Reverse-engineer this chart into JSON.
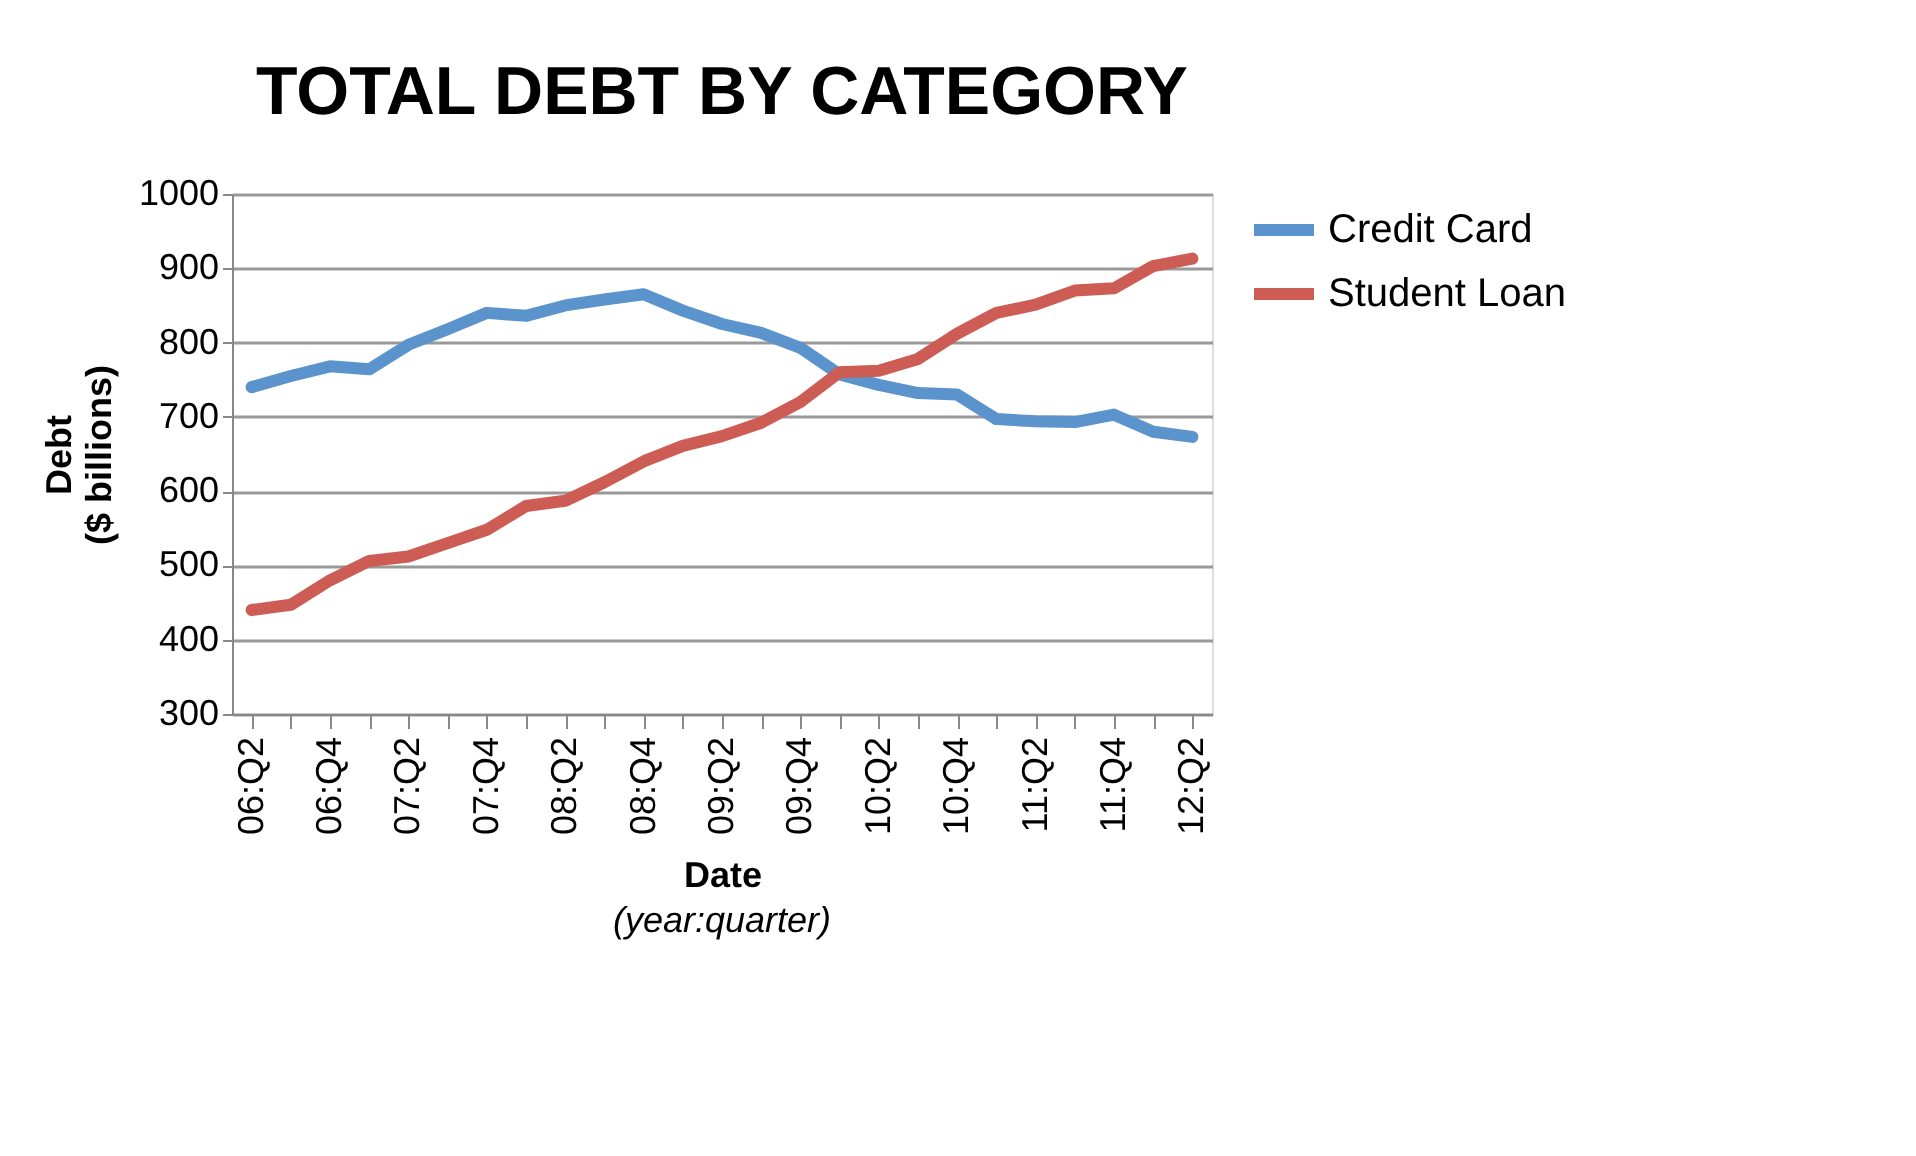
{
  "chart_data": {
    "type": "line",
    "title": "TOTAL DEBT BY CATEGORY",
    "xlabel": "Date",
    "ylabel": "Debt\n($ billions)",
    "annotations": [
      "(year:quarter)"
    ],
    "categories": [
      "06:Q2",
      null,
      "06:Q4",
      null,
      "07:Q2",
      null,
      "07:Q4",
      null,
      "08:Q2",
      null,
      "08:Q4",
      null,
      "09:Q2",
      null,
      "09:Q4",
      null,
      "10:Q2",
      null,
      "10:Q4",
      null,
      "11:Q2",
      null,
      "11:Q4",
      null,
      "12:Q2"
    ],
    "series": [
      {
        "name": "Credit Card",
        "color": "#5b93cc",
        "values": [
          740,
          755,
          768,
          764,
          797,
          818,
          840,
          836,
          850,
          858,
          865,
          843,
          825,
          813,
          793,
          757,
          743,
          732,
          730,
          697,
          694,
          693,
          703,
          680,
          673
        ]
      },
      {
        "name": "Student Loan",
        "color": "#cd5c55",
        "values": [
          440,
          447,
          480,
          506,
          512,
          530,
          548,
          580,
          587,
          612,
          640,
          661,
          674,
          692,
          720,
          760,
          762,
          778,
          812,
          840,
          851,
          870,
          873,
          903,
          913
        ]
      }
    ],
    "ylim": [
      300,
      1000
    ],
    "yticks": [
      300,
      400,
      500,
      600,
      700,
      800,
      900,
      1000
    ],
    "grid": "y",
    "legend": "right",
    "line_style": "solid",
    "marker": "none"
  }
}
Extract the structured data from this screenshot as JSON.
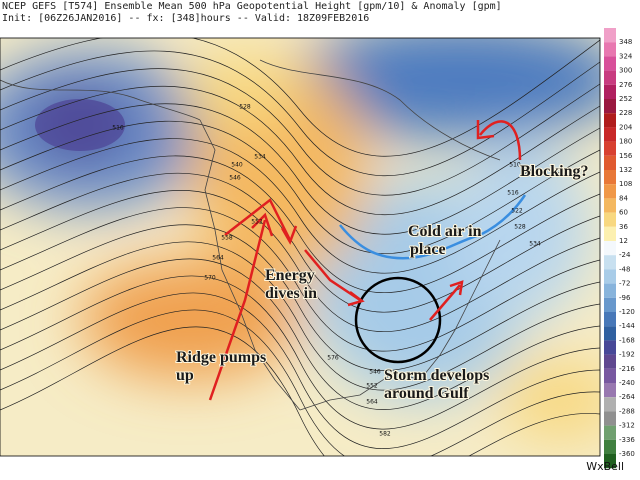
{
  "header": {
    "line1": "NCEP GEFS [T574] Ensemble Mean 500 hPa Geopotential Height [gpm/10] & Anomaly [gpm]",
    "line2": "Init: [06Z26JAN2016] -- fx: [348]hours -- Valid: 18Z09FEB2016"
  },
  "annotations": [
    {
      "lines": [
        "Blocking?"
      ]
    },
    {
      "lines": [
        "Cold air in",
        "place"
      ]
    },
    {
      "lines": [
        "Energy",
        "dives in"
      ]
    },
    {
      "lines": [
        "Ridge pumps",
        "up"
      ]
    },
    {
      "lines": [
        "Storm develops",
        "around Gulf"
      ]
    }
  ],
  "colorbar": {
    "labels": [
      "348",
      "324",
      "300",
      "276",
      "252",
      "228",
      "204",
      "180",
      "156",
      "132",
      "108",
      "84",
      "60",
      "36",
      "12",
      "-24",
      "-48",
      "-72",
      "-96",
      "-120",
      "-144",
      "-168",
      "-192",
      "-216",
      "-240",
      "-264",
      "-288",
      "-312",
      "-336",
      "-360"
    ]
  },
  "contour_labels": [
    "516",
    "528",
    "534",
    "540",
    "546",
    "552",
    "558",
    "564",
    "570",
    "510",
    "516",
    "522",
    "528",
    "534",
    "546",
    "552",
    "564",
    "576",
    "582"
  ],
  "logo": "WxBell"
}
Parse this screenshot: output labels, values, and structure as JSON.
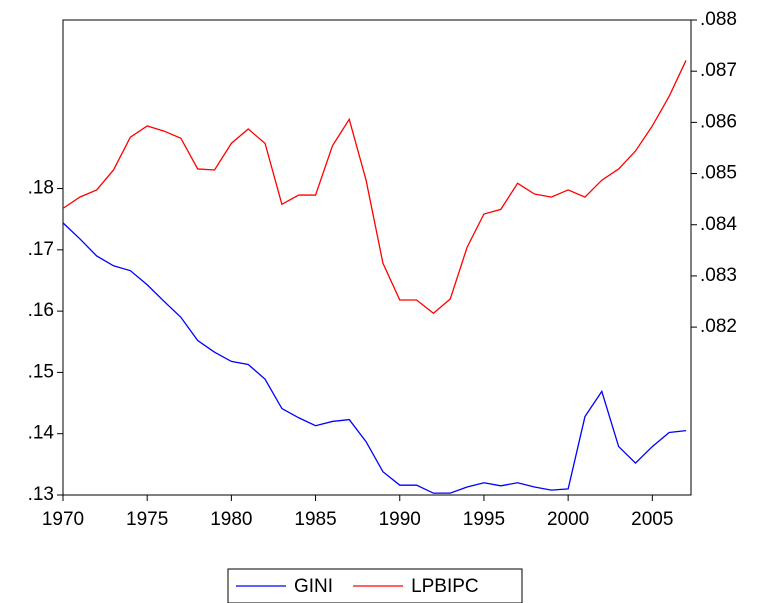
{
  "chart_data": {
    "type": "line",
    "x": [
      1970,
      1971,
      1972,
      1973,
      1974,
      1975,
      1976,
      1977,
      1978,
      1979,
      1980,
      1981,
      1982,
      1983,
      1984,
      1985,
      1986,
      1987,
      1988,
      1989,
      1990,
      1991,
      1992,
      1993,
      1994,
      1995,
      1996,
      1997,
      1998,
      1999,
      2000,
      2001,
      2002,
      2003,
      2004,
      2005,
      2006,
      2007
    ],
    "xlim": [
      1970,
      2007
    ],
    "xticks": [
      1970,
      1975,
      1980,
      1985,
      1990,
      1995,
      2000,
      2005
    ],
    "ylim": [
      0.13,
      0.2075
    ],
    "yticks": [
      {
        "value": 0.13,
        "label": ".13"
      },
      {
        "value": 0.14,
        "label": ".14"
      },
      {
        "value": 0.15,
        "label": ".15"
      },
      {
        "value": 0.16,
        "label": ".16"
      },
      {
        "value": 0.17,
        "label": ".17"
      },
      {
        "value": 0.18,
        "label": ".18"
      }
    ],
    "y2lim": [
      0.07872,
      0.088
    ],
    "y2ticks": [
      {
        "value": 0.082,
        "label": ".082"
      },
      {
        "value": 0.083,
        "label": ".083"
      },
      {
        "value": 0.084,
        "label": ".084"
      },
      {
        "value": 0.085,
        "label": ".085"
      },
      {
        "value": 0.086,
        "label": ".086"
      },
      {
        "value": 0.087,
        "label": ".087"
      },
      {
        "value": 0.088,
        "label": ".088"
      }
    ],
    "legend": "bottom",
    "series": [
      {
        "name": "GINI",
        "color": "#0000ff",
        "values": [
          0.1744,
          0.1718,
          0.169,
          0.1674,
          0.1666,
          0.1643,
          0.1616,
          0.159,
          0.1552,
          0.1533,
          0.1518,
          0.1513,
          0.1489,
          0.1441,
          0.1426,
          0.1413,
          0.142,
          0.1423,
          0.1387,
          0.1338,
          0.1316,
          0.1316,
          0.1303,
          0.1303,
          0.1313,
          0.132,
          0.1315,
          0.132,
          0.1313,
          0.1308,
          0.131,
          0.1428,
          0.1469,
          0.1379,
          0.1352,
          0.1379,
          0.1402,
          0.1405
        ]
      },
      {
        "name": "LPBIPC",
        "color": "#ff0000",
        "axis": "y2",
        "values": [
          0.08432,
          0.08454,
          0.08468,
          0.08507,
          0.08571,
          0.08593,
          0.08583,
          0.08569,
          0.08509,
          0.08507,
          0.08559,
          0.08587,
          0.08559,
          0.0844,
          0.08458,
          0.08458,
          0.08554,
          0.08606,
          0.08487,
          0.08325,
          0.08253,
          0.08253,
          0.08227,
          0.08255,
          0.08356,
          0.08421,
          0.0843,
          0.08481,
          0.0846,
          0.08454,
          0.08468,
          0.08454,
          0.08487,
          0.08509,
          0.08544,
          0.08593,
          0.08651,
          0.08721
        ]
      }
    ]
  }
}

- - -

**WRITTEN EXERCISE:** Report how many lines in this data include the string "name", and nothing else.

**ANSWER FOR THE TASK:** 4